▸ **What you are asked to do**: Look through the listing for the word "arrêté". Copy each line that has it.

▸ **Data for the task**:
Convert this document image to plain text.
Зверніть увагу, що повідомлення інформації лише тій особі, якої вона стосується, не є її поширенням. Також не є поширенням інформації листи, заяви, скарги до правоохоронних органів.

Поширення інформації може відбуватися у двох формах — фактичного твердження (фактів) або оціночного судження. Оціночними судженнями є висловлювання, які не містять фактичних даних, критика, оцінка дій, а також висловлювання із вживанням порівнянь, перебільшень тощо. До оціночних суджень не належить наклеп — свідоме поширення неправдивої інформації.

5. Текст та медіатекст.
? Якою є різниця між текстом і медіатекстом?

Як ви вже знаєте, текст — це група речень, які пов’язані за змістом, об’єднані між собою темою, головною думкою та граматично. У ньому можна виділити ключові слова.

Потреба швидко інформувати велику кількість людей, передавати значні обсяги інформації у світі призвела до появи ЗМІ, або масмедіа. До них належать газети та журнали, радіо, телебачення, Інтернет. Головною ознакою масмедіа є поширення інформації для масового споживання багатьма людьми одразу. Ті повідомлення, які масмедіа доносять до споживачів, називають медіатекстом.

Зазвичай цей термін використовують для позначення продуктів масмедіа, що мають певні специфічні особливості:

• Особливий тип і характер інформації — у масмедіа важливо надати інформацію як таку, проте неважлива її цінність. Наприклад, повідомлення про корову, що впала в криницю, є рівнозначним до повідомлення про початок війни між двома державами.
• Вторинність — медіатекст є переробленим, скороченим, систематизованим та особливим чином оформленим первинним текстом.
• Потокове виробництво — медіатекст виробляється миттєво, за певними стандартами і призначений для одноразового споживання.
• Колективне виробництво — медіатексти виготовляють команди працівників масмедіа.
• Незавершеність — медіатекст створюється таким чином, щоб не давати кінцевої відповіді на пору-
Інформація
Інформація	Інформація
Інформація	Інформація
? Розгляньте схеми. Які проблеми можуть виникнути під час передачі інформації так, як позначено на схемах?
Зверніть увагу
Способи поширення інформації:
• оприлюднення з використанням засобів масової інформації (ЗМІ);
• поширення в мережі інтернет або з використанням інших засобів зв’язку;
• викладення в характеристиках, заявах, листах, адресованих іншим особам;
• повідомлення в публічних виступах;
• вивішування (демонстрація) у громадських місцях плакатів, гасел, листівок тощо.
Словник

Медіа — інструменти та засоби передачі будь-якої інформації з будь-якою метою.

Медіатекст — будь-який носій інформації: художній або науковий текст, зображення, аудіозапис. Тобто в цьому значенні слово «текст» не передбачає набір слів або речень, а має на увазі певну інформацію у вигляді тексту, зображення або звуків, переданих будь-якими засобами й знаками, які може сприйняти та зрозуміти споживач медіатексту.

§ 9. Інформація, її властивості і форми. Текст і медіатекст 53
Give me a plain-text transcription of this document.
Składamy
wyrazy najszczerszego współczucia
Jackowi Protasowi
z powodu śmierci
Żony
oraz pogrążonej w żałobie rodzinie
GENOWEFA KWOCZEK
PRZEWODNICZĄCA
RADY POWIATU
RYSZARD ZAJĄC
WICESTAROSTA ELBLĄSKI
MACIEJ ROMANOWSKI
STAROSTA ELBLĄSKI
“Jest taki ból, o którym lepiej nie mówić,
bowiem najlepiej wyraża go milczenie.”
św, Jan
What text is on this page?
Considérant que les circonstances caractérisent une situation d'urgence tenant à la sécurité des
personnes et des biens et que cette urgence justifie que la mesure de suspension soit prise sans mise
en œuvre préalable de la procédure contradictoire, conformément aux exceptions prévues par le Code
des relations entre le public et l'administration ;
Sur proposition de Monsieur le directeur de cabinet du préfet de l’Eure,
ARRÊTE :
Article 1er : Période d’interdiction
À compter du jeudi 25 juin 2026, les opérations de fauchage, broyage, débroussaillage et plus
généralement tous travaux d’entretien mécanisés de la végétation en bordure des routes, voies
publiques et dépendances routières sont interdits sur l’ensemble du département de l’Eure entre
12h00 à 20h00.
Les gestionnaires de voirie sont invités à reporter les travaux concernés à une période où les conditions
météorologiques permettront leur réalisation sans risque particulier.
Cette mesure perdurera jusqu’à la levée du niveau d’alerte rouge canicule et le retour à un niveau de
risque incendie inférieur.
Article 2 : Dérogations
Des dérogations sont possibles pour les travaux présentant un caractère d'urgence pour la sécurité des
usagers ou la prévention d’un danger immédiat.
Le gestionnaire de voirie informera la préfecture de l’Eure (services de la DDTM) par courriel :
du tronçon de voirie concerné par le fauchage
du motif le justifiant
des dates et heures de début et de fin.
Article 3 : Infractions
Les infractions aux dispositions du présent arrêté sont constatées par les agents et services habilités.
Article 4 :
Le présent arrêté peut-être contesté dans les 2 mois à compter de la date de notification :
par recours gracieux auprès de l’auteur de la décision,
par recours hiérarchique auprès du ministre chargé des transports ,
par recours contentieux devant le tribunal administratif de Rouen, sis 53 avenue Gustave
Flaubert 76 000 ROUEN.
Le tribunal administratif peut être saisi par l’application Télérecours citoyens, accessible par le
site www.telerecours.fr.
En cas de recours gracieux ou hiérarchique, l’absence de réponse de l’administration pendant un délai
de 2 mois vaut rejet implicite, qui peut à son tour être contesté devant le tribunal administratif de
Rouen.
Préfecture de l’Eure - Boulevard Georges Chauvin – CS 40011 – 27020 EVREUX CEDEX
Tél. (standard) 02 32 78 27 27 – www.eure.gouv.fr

▸ **Solution**:
Les infractions aux dispositions du présent arrêté sont constatées par les agents et services habilités.
Le présent arrêté peut-être contesté dans les 2 mois à compter de la date de notification :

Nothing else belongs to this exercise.